** Start Data for this exercise **

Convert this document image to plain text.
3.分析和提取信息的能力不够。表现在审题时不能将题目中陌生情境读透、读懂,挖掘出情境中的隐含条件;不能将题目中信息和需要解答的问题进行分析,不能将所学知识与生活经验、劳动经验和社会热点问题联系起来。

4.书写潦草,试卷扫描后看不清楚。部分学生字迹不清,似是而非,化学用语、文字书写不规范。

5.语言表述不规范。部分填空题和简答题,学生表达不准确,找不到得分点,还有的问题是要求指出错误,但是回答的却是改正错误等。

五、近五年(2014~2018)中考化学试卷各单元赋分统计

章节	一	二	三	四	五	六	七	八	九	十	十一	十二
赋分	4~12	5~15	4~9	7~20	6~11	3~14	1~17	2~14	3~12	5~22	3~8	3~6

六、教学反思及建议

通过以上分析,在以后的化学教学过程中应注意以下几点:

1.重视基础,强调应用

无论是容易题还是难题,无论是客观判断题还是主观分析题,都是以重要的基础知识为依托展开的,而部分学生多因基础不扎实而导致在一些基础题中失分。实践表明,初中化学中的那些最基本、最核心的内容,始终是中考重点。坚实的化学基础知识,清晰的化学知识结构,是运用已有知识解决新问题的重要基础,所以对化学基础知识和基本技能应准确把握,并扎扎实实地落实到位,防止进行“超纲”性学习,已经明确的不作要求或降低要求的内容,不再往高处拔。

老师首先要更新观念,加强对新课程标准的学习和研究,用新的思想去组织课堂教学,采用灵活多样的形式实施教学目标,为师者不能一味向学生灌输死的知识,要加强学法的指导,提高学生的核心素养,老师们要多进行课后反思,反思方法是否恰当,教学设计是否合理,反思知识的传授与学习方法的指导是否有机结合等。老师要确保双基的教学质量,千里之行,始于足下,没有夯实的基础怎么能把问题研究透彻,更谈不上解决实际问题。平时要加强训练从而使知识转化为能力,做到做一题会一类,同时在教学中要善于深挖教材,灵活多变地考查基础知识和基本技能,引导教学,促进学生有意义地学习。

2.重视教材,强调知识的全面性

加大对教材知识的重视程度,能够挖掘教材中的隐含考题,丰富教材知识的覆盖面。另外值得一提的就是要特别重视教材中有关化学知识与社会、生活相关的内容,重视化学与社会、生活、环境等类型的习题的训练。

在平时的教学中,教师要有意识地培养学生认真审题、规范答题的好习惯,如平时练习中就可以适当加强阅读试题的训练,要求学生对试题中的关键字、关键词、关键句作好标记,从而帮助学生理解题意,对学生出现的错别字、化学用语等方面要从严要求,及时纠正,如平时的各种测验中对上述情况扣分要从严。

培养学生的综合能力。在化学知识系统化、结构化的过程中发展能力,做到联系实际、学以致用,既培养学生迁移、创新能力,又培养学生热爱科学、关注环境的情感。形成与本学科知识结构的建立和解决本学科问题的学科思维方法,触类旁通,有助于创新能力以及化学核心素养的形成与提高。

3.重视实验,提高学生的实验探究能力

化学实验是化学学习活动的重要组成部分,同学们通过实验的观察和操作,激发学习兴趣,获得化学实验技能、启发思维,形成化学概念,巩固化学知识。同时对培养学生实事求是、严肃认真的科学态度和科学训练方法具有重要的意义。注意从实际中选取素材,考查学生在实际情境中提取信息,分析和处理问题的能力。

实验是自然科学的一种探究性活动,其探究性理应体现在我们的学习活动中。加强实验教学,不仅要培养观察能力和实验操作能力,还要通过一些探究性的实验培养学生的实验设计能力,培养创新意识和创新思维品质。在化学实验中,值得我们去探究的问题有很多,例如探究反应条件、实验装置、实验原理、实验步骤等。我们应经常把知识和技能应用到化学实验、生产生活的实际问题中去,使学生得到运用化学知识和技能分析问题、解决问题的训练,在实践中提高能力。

** End Data for this exercise **
** Start Data for this exercise **

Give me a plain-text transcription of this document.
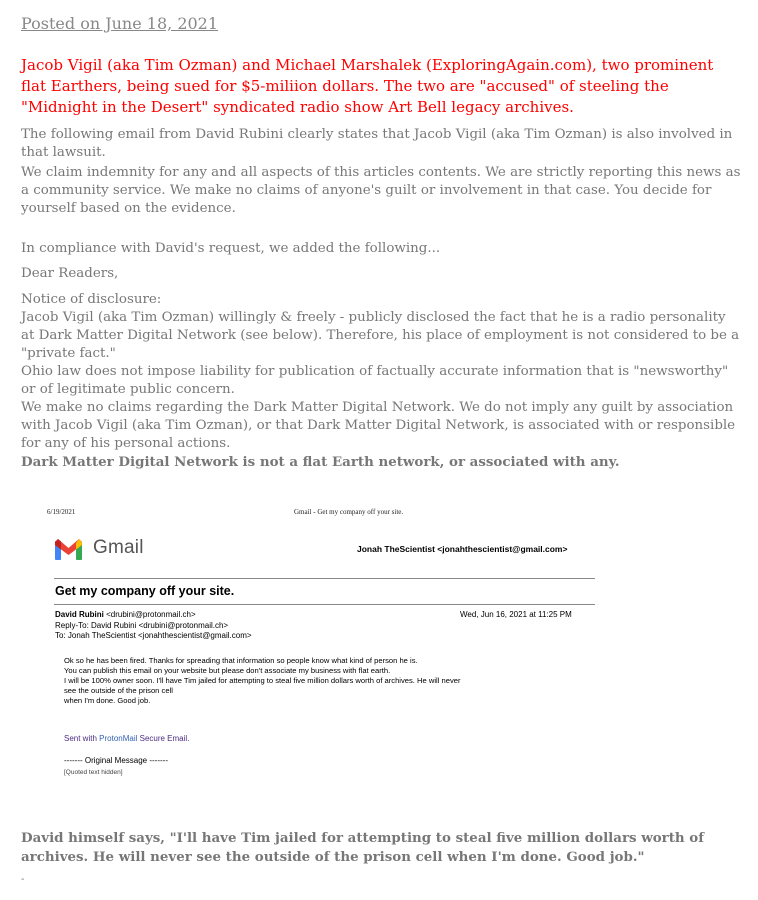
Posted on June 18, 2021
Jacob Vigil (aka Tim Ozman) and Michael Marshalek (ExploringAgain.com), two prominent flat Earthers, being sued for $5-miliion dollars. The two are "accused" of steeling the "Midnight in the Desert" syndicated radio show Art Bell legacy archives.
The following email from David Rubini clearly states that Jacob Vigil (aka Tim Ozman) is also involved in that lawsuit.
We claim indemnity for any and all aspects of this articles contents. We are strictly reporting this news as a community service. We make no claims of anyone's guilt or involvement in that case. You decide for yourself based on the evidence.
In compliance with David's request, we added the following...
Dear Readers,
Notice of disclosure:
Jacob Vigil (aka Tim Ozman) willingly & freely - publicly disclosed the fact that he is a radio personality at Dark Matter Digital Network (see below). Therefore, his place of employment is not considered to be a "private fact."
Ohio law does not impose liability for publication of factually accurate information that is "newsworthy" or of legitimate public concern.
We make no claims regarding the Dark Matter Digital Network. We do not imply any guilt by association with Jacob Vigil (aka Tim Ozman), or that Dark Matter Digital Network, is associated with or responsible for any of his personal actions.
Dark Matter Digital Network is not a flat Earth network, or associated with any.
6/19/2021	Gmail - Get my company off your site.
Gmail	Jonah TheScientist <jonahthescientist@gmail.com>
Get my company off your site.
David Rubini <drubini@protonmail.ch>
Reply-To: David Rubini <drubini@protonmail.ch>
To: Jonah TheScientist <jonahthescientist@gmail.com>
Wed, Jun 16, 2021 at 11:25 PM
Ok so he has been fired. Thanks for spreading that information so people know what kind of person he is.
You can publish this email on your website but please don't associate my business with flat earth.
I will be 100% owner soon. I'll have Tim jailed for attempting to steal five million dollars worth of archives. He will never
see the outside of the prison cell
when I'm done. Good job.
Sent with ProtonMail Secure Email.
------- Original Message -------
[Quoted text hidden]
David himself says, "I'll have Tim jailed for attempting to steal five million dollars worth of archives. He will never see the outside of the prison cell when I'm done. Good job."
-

** End Data for this exercise **
** Start Data for this exercise **

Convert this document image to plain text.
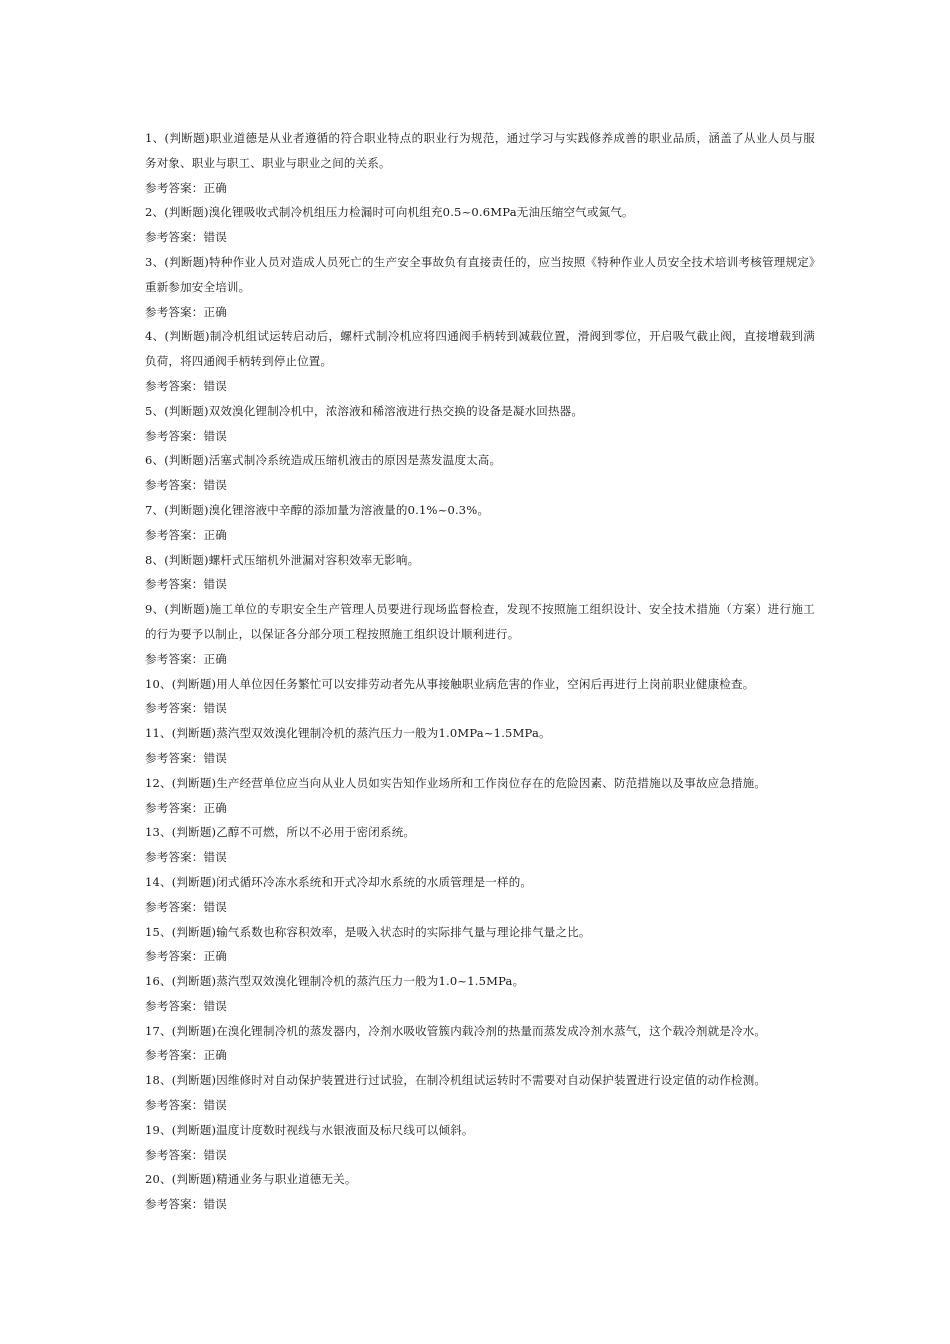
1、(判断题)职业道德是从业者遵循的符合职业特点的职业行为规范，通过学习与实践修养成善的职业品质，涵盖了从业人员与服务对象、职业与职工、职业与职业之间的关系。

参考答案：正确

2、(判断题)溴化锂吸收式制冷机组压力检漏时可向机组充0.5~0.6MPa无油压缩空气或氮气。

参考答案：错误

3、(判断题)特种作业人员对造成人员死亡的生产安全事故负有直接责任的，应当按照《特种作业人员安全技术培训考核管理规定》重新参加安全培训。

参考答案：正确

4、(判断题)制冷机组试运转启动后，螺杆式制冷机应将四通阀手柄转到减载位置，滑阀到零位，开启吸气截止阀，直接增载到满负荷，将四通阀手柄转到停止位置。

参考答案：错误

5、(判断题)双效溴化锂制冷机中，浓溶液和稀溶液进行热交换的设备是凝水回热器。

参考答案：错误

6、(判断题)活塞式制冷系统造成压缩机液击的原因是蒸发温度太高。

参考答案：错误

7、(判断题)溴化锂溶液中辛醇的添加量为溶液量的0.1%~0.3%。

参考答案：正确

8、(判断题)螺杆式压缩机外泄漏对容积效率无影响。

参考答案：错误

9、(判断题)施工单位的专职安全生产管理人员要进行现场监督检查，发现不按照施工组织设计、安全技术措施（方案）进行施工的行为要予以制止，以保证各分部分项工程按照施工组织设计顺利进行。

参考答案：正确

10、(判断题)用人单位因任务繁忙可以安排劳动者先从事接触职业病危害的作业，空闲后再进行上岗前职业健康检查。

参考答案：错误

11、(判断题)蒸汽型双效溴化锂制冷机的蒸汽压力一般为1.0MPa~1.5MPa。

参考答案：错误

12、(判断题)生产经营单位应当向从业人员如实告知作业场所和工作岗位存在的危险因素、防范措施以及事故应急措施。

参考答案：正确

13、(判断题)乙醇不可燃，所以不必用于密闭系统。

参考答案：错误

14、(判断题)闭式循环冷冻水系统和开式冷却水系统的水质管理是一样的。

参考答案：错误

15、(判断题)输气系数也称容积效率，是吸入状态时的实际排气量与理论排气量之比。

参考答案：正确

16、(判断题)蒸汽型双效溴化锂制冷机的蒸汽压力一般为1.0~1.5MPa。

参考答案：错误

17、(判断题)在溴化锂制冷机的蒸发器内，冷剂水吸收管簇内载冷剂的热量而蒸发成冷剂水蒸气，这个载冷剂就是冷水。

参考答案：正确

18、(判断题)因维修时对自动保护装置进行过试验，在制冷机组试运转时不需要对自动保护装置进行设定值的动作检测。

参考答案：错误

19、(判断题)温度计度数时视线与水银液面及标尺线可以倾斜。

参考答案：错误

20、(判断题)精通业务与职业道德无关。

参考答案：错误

** End Data for this exercise **

= Exercise task =
Every line that holds the word "never" should be extracted.

= Result of the task =
I will be 100% owner soon. I'll have Tim jailed for attempting to steal five million dollars worth of archives. He will never
David himself says, "I'll have Tim jailed for attempting to steal five million dollars worth of archives. He will never see the outside of the prison cell when I'm done. Good job."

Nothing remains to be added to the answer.